_Items from a dataset:_
"""

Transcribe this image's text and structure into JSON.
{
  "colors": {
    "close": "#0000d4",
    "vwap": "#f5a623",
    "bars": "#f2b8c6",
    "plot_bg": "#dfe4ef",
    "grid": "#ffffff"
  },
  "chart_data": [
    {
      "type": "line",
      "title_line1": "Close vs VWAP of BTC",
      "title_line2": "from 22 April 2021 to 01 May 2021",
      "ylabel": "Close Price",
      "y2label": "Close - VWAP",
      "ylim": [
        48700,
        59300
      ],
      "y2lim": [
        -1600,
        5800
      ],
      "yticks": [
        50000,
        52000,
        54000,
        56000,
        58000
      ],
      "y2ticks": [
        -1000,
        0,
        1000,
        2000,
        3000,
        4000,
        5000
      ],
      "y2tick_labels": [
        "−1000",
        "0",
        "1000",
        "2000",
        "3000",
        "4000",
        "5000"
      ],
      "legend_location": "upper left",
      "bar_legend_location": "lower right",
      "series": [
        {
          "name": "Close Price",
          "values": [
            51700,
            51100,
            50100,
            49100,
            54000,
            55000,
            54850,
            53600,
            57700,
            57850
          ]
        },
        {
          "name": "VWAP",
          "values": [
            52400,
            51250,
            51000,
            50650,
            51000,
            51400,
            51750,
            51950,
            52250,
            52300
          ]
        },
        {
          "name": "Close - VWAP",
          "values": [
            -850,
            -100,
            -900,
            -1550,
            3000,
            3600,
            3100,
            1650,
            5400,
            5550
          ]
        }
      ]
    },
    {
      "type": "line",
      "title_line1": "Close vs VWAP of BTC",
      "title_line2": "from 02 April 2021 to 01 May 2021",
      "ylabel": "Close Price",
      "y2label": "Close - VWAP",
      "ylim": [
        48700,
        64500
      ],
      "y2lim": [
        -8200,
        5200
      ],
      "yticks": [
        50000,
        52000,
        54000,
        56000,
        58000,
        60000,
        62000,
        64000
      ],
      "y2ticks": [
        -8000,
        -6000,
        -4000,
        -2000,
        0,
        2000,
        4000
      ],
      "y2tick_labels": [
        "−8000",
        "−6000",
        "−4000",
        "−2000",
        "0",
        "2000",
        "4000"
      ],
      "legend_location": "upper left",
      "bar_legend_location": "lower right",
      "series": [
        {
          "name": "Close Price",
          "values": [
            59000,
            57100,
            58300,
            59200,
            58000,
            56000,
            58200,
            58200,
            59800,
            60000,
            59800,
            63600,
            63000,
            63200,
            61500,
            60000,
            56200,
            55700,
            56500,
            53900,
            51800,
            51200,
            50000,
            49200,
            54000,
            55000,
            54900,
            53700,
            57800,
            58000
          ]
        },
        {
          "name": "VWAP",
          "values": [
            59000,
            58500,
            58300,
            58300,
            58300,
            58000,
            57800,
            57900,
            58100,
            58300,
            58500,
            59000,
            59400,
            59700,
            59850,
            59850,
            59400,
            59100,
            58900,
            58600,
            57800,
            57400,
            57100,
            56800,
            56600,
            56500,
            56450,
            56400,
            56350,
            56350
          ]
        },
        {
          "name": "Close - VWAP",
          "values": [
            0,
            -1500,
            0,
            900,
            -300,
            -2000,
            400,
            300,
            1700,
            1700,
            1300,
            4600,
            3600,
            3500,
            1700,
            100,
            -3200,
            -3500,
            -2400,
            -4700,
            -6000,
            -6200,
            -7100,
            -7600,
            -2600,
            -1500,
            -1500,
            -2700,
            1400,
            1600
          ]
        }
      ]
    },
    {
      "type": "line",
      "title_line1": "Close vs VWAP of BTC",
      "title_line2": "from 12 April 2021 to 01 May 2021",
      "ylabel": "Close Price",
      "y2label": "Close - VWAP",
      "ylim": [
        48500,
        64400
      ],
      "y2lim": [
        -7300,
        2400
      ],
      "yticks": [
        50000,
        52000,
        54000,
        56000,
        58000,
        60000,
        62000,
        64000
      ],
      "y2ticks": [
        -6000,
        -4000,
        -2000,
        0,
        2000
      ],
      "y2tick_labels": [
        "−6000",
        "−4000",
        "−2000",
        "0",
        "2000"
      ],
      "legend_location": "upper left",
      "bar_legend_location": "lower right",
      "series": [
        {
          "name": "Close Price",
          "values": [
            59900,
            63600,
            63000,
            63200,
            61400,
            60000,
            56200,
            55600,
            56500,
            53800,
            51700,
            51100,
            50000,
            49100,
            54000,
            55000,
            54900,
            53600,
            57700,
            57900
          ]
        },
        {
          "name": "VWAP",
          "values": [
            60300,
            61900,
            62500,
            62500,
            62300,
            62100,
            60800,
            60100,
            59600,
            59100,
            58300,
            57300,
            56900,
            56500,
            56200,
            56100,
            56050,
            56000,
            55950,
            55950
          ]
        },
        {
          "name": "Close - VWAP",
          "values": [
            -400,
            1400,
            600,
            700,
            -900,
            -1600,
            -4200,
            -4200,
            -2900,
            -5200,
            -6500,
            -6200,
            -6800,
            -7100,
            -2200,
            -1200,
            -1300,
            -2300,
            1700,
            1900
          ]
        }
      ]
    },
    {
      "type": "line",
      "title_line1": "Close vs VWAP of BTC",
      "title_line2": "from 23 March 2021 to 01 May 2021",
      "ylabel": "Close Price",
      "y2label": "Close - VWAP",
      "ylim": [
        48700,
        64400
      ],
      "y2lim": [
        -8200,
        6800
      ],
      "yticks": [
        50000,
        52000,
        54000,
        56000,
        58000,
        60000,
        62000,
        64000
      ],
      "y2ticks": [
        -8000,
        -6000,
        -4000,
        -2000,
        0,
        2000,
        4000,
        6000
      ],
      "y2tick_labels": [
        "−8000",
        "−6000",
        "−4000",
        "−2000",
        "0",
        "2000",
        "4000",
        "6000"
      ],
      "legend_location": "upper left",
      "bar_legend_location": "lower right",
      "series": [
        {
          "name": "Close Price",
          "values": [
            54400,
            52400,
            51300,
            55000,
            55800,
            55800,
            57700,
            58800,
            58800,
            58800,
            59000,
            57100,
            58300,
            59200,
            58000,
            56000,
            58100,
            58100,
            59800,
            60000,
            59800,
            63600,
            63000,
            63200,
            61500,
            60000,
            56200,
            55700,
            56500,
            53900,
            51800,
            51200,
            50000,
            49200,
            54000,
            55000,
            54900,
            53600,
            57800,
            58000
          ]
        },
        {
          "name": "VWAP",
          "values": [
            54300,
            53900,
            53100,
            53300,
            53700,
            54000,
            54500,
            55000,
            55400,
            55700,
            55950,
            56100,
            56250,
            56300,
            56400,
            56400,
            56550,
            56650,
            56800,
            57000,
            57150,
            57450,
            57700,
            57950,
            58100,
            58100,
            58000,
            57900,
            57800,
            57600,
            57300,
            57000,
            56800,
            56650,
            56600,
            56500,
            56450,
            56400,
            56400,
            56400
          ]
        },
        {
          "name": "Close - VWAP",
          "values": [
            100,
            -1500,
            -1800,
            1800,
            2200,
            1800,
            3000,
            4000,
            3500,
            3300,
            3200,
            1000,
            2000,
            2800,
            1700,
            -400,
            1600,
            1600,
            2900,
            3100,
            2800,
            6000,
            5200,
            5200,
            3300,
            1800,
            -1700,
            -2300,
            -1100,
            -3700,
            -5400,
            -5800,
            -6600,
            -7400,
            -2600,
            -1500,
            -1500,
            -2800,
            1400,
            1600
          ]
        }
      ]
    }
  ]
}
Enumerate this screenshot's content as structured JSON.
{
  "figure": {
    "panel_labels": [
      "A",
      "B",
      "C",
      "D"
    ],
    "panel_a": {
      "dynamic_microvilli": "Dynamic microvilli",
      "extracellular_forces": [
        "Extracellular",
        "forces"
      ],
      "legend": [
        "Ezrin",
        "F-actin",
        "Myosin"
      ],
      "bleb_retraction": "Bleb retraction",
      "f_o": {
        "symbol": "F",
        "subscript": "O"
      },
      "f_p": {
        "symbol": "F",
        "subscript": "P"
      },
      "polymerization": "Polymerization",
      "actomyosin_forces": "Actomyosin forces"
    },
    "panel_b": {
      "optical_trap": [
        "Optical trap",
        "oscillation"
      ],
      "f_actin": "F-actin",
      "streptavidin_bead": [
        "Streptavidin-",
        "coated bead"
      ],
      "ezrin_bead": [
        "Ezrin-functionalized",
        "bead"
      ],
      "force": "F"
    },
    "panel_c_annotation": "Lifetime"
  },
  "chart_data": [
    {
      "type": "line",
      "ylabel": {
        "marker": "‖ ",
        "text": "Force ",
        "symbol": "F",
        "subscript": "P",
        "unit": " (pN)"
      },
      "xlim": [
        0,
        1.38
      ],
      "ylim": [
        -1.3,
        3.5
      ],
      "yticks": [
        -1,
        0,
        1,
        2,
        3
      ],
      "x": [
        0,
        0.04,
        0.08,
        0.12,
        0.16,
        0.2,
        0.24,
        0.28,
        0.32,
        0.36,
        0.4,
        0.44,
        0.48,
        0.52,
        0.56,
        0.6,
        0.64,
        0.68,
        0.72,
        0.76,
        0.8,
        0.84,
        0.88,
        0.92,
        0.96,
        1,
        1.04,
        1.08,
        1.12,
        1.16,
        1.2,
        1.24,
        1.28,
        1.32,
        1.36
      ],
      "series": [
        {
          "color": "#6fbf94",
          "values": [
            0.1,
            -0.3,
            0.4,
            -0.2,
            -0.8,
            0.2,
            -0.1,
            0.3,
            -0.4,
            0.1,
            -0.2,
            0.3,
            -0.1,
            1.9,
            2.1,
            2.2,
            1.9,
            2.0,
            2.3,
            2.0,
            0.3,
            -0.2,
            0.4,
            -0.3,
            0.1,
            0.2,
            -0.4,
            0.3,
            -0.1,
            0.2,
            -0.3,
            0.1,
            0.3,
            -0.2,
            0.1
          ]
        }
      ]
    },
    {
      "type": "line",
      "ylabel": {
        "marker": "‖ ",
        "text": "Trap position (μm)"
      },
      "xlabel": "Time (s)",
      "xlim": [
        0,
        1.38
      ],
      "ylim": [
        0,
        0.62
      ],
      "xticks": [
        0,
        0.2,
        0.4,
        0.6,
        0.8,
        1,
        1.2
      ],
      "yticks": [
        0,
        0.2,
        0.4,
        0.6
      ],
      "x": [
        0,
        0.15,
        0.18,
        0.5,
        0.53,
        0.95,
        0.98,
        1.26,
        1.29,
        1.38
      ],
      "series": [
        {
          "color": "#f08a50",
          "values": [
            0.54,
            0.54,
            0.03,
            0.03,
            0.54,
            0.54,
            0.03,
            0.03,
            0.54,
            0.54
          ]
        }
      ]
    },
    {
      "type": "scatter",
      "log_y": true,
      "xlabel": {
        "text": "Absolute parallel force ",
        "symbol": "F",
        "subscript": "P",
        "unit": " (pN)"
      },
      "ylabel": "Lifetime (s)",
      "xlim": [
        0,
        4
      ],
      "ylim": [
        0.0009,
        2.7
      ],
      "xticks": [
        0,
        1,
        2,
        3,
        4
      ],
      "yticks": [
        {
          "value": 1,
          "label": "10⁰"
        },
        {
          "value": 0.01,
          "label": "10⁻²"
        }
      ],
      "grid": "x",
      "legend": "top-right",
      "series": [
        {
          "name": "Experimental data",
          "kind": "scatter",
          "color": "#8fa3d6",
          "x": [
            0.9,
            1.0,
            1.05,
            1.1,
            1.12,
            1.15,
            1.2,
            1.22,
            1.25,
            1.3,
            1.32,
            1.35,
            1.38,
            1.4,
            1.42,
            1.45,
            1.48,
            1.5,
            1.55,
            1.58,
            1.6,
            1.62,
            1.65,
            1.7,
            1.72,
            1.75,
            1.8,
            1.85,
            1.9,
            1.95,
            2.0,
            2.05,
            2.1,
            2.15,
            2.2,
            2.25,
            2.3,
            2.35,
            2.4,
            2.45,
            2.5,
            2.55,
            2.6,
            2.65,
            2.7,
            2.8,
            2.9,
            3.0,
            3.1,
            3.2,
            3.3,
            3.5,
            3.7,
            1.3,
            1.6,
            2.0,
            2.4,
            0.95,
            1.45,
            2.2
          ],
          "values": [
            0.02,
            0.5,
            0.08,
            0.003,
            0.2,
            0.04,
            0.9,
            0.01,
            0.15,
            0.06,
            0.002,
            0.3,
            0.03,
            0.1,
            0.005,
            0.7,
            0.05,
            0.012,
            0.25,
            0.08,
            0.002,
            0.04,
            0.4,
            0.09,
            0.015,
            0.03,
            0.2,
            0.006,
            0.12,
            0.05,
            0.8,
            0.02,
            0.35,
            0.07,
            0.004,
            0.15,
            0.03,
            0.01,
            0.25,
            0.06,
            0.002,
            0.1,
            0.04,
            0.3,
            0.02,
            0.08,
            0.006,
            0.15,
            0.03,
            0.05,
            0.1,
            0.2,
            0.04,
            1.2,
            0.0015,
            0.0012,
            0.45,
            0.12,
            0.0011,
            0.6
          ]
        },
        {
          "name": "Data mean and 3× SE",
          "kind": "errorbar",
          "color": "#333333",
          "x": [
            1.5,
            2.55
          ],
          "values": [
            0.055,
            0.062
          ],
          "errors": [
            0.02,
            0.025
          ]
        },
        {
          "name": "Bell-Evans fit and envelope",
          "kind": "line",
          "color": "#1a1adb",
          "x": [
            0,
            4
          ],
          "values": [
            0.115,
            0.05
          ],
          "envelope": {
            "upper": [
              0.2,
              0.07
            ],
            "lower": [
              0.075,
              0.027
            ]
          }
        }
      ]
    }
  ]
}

"""

_Problem details:_ Your answer should be a single number: the count of lines containing the word "Lifetime".

_Solution for this task:_ 2